WRITTEN PROBLEM = Check each line of the records below and collect those that include the word "name".

TASK DATA =
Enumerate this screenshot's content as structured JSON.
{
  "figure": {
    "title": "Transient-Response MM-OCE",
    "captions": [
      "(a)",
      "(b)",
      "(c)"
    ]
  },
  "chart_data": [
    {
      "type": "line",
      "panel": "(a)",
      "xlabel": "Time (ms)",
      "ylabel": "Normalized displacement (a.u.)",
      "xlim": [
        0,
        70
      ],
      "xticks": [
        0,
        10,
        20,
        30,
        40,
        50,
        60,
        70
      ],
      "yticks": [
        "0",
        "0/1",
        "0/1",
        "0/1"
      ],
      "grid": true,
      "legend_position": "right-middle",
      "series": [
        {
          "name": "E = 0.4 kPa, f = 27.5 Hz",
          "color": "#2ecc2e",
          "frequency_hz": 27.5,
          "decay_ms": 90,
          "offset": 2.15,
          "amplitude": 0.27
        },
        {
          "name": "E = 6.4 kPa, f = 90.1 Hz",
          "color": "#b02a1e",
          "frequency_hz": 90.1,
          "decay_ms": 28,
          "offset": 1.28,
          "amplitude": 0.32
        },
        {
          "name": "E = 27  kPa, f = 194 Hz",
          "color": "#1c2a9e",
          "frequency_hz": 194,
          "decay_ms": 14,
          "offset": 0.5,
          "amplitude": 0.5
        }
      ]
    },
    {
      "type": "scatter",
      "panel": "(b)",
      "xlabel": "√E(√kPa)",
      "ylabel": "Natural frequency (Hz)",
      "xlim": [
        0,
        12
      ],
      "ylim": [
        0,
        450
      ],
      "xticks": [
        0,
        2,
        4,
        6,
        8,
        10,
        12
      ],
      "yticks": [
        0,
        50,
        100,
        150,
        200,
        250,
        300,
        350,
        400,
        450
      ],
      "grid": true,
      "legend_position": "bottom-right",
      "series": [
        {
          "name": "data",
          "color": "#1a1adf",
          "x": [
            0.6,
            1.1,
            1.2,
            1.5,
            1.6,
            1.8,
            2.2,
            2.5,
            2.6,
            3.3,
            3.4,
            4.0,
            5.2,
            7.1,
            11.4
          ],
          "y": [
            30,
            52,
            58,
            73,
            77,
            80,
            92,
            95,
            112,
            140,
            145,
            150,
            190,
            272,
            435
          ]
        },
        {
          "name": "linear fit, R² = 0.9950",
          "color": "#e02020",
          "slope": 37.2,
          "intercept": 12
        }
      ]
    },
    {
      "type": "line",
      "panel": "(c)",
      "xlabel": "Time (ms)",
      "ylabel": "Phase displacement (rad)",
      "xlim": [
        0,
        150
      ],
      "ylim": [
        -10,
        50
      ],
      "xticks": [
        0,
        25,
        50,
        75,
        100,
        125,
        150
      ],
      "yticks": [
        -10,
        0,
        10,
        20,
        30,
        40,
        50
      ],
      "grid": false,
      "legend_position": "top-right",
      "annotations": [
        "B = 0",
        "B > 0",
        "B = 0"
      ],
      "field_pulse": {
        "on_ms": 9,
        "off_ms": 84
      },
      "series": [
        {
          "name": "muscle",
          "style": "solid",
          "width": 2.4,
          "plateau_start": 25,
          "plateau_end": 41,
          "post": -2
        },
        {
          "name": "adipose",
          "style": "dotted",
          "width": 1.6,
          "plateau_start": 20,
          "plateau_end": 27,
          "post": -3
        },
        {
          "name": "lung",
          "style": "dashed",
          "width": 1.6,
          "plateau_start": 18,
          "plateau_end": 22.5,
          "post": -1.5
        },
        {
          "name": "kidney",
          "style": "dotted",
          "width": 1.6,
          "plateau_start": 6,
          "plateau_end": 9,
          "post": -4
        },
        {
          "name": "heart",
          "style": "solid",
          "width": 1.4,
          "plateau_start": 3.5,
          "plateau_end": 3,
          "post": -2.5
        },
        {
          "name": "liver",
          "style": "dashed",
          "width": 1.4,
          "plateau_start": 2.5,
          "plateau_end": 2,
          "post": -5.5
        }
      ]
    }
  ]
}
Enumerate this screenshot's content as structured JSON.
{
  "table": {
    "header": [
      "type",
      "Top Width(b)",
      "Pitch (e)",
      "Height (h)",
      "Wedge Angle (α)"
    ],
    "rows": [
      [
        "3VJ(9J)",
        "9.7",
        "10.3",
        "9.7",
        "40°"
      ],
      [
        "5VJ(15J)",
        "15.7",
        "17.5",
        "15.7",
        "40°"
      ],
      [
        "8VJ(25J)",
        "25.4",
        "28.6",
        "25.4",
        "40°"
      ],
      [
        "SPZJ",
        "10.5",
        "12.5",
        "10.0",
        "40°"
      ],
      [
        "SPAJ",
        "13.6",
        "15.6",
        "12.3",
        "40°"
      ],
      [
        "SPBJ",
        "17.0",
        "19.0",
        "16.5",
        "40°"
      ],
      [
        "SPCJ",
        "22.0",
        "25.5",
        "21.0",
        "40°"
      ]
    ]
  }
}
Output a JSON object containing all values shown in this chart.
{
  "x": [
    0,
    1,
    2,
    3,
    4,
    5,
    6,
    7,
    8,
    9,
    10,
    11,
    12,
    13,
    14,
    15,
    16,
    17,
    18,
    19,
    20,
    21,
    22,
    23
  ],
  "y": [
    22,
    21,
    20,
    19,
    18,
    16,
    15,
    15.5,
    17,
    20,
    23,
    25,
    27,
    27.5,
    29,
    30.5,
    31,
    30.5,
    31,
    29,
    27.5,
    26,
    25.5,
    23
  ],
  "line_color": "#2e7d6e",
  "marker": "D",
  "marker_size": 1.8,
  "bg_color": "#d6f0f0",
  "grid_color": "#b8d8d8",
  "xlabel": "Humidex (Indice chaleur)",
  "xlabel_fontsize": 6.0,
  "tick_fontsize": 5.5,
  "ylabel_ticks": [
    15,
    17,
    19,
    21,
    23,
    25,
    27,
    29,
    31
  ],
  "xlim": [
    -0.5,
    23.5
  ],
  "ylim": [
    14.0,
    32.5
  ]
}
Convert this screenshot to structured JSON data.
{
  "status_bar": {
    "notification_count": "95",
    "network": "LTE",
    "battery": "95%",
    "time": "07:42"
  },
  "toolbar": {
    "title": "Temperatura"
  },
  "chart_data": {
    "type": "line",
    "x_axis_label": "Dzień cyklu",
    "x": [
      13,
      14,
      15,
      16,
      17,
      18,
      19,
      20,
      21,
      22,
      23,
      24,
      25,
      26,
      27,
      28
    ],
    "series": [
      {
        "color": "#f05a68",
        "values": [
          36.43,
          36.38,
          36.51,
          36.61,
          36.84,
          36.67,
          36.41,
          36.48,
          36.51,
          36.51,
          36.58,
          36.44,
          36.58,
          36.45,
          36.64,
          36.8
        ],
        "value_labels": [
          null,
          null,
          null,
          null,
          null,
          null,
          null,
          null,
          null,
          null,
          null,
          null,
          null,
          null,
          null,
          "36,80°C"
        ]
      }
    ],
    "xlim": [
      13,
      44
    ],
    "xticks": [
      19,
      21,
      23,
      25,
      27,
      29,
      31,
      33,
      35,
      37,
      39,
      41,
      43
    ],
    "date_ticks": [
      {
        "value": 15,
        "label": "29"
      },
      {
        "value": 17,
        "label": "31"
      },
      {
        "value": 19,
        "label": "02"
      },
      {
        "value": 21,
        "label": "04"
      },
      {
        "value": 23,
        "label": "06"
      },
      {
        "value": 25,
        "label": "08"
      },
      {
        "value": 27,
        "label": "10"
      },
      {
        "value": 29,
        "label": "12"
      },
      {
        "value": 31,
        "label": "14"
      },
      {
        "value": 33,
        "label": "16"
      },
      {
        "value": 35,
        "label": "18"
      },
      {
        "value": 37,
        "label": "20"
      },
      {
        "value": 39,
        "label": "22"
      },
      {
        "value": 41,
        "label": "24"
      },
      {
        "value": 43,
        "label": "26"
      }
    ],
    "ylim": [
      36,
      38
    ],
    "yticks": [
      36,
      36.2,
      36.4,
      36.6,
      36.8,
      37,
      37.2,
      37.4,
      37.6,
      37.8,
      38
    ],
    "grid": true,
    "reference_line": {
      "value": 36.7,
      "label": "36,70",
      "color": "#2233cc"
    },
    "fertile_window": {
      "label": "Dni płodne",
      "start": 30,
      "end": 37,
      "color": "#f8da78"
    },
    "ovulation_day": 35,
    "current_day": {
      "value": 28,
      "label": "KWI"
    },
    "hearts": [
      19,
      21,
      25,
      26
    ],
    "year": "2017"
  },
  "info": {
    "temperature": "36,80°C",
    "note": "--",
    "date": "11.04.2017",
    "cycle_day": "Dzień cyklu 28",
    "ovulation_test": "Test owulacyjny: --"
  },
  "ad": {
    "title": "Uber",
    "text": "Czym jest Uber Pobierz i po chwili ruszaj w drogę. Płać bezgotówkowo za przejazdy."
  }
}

EXERCISE SOLUTION =
          "name": "E = 0.4 kPa, f = 27.5 Hz",
          "name": "E = 6.4 kPa, f = 90.1 Hz",
          "name": "E = 27  kPa, f = 194 Hz",
          "name": "data",
          "name": "linear fit, R² = 0.9950",
          "name": "muscle",
          "name": "adipose",
          "name": "lung",
          "name": "kidney",
          "name": "heart",
          "name": "liver",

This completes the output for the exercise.